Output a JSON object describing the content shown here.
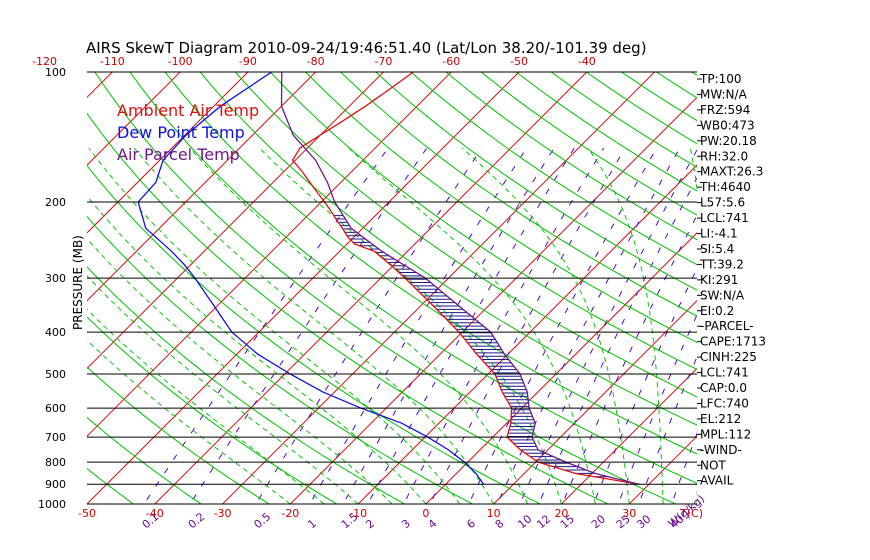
{
  "chart_data": {
    "type": "line",
    "title": "AIRS SkewT Diagram 2010-09-24/19:46:51.40 (Lat/Lon 38.20/-101.39 deg)",
    "ylabel": "PRESSURE (MB)",
    "xlabel": "T(C)",
    "mixing_ratio_label": "W(g/kg)",
    "y_scale": "log",
    "ylim": [
      1000,
      100
    ],
    "xlim_at_1000mb": [
      -50,
      40
    ],
    "pressure_ticks": [
      100,
      200,
      300,
      400,
      500,
      600,
      700,
      800,
      900,
      1000
    ],
    "bottom_temp_ticks": [
      -50,
      -40,
      -30,
      -20,
      -10,
      0,
      10,
      20,
      30
    ],
    "top_temp_ticks": [
      -120,
      -110,
      -100,
      -90,
      -80,
      -70,
      -60,
      -50,
      -40
    ],
    "mixing_ratio_ticks": [
      "0.1",
      "0.2",
      "0.5",
      "1",
      "1.5",
      "2",
      "3",
      "4",
      "6",
      "8",
      "10",
      "12",
      "15",
      "20",
      "25",
      "30",
      "40"
    ],
    "legend": [
      {
        "label": "Ambient Air Temp",
        "color": "#e01010"
      },
      {
        "label": "Dew Point Temp",
        "color": "#1010e0"
      },
      {
        "label": "Air Parcel Temp",
        "color": "#6a1a8a"
      }
    ],
    "series": [
      {
        "name": "Ambient Air Temp",
        "color": "#e01010",
        "points": [
          [
            100,
            -65.6
          ],
          [
            110,
            -66.6
          ],
          [
            120,
            -67.6
          ],
          [
            130,
            -68.8
          ],
          [
            140,
            -70
          ],
          [
            150,
            -71.1
          ],
          [
            160,
            -70.4
          ],
          [
            170,
            -67.3
          ],
          [
            180,
            -64.6
          ],
          [
            190,
            -62
          ],
          [
            200,
            -59.5
          ],
          [
            210,
            -57.2
          ],
          [
            220,
            -55.1
          ],
          [
            230,
            -53
          ],
          [
            240,
            -51.1
          ],
          [
            250,
            -48.9
          ],
          [
            260,
            -44.9
          ],
          [
            280,
            -40.4
          ],
          [
            300,
            -36.4
          ],
          [
            350,
            -27.8
          ],
          [
            400,
            -20.5
          ],
          [
            450,
            -14.6
          ],
          [
            500,
            -9
          ],
          [
            550,
            -5.3
          ],
          [
            600,
            -1.5
          ],
          [
            650,
            0.6
          ],
          [
            700,
            2.1
          ],
          [
            750,
            6
          ],
          [
            800,
            10.4
          ],
          [
            850,
            17.6
          ],
          [
            900,
            28.5
          ]
        ]
      },
      {
        "name": "Dew Point Temp",
        "color": "#1010e0",
        "points": [
          [
            100,
            -86.5
          ],
          [
            120,
            -89
          ],
          [
            140,
            -89.8
          ],
          [
            160,
            -89.5
          ],
          [
            180,
            -87.3
          ],
          [
            200,
            -87
          ],
          [
            230,
            -82
          ],
          [
            260,
            -74.8
          ],
          [
            280,
            -70.8
          ],
          [
            300,
            -67.4
          ],
          [
            350,
            -60.2
          ],
          [
            400,
            -54
          ],
          [
            450,
            -46.9
          ],
          [
            500,
            -39.2
          ],
          [
            550,
            -31.8
          ],
          [
            600,
            -23.7
          ],
          [
            650,
            -15.5
          ],
          [
            700,
            -9.6
          ],
          [
            750,
            -4.6
          ],
          [
            800,
            -0.5
          ],
          [
            850,
            2.9
          ],
          [
            900,
            5.6
          ]
        ]
      },
      {
        "name": "Air Parcel Temp",
        "color": "#6a1a8a",
        "points": [
          [
            100,
            -85
          ],
          [
            120,
            -80
          ],
          [
            140,
            -74
          ],
          [
            160,
            -67
          ],
          [
            180,
            -62
          ],
          [
            200,
            -58
          ],
          [
            230,
            -51.7
          ],
          [
            260,
            -43.8
          ],
          [
            300,
            -33.4
          ],
          [
            350,
            -24
          ],
          [
            400,
            -15.8
          ],
          [
            450,
            -10.5
          ],
          [
            500,
            -5.3
          ],
          [
            550,
            -1.6
          ],
          [
            600,
            1.1
          ],
          [
            650,
            4.2
          ],
          [
            700,
            5.8
          ],
          [
            750,
            8.6
          ],
          [
            800,
            14.5
          ],
          [
            850,
            20.5
          ],
          [
            900,
            28.5
          ]
        ]
      }
    ],
    "annotations": [
      "NOT",
      "AVAIL"
    ]
  },
  "indices": [
    "TP:100",
    "MW:N/A",
    "FRZ:594",
    "WB0:473",
    "PW:20.18",
    "RH:32.0",
    "MAXT:26.3",
    "TH:4640",
    "L57:5.6",
    "LCL:741",
    "LI:-4.1",
    "SI:5.4",
    "TT:39.2",
    "KI:291",
    "SW:N/A",
    "EI:0.2",
    "-PARCEL-",
    "CAPE:1713",
    "CINH:225",
    "LCL:741",
    "CAP:0.0",
    "LFC:740",
    "EL:212",
    "MPL:112",
    "-WIND-",
    "NOT",
    "AVAIL"
  ],
  "colors": {
    "isotherm": "#d01010",
    "dry_adiabat": "#00c000",
    "moist_adiabat": "#10c010",
    "mixing_ratio": "#4a0ac0",
    "isobar": "#000000",
    "hatch": "#1a1a8a",
    "tick_temp": "#cc0000",
    "tick_mix": "#6a0a90"
  }
}
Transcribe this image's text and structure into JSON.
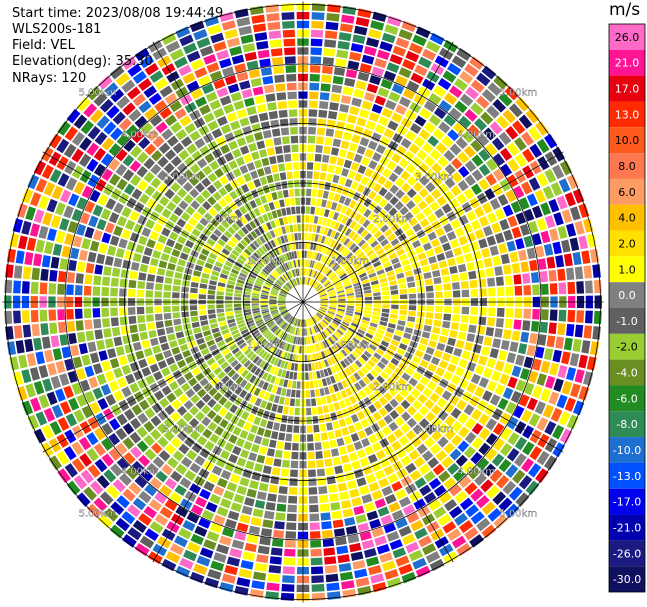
{
  "info": {
    "start_time": "Start time: 2023/08/08 19:44:49",
    "instrument": "WLS200s-181",
    "field": "Field: VEL",
    "elevation": "Elevation(deg): 35.30",
    "nrays": "NRays: 120"
  },
  "colorbar": {
    "unit": "m/s",
    "ticks": [
      "26.0",
      "21.0",
      "17.0",
      "13.0",
      "10.0",
      "8.0",
      "6.0",
      "4.0",
      "2.0",
      "1.0",
      "0.0",
      "-1.0",
      "-2.0",
      "-4.0",
      "-6.0",
      "-8.0",
      "-10.0",
      "-13.0",
      "-17.0",
      "-21.0",
      "-26.0",
      "-30.0"
    ],
    "colors": [
      "#ff69c8",
      "#ff1493",
      "#e8000f",
      "#ff2a00",
      "#ff5a1e",
      "#ff7850",
      "#ff9c64",
      "#ffc000",
      "#ffe000",
      "#ffff00",
      "#808080",
      "#606060",
      "#9acd32",
      "#6b8e23",
      "#228b22",
      "#2e8b57",
      "#1e6fd0",
      "#0050ff",
      "#0000ee",
      "#0000b0",
      "#1a1a80",
      "#101060"
    ]
  },
  "chart_data": {
    "type": "heatmap",
    "subtype": "radar-ppi",
    "field": "VEL",
    "units": "m/s",
    "nrays": 120,
    "elevation_deg": 35.3,
    "range_rings_km": [
      1.0,
      2.0,
      3.0,
      4.0,
      5.0
    ],
    "range_ring_labels": [
      "1.00km",
      "2.00km",
      "3.00km",
      "4.00km",
      "5.00km"
    ],
    "max_range_km": 5.05,
    "color_scale": {
      "boundaries": [
        -30,
        -26,
        -21,
        -17,
        -13,
        -10,
        -8,
        -6,
        -4,
        -2,
        -1,
        0,
        1,
        2,
        4,
        6,
        8,
        10,
        13,
        17,
        21,
        26,
        30
      ]
    }
  }
}
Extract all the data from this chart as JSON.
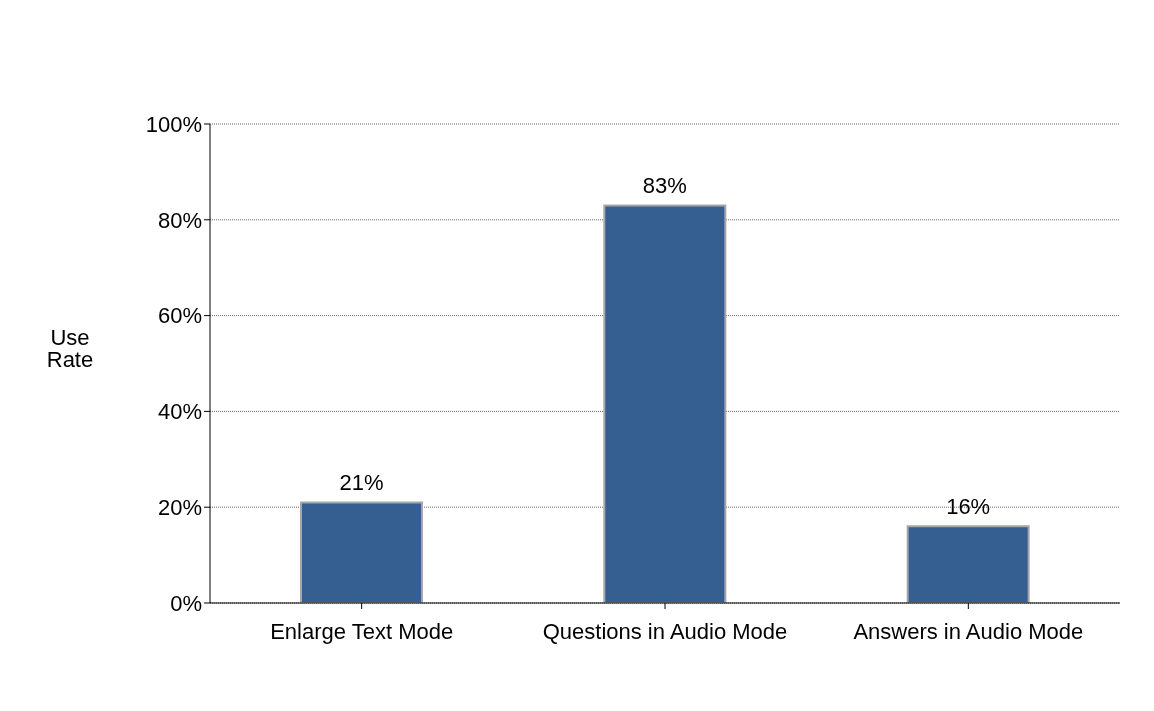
{
  "chart_data": {
    "type": "bar",
    "ylabel": "Use Rate",
    "categories": [
      "Enlarge Text Mode",
      "Questions in Audio Mode",
      "Answers in Audio Mode"
    ],
    "values": [
      21,
      83,
      16
    ],
    "color": "#365f91",
    "ylim": [
      0,
      100
    ],
    "yticks": [
      {
        "value": 0,
        "label": "0%"
      },
      {
        "value": 20,
        "label": "20%"
      },
      {
        "value": 40,
        "label": "40%"
      },
      {
        "value": 60,
        "label": "60%"
      },
      {
        "value": 80,
        "label": "80%"
      },
      {
        "value": 100,
        "label": "100%"
      }
    ],
    "value_labels": [
      "21%",
      "83%",
      "16%"
    ],
    "grid": "y"
  }
}
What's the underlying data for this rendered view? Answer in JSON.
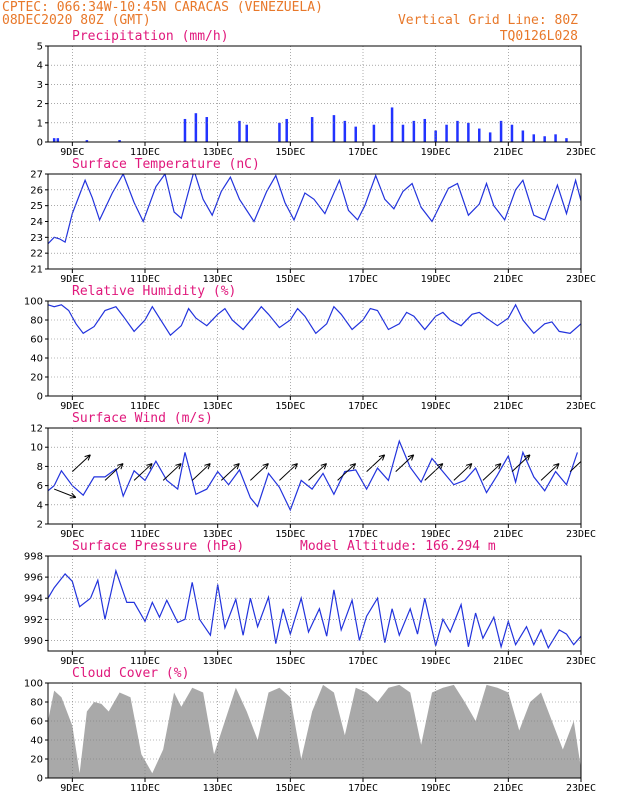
━━━━━━━━━━
- Goal -
Your answer should be only the number of lines that hold the word "Audio".

- Written response -
2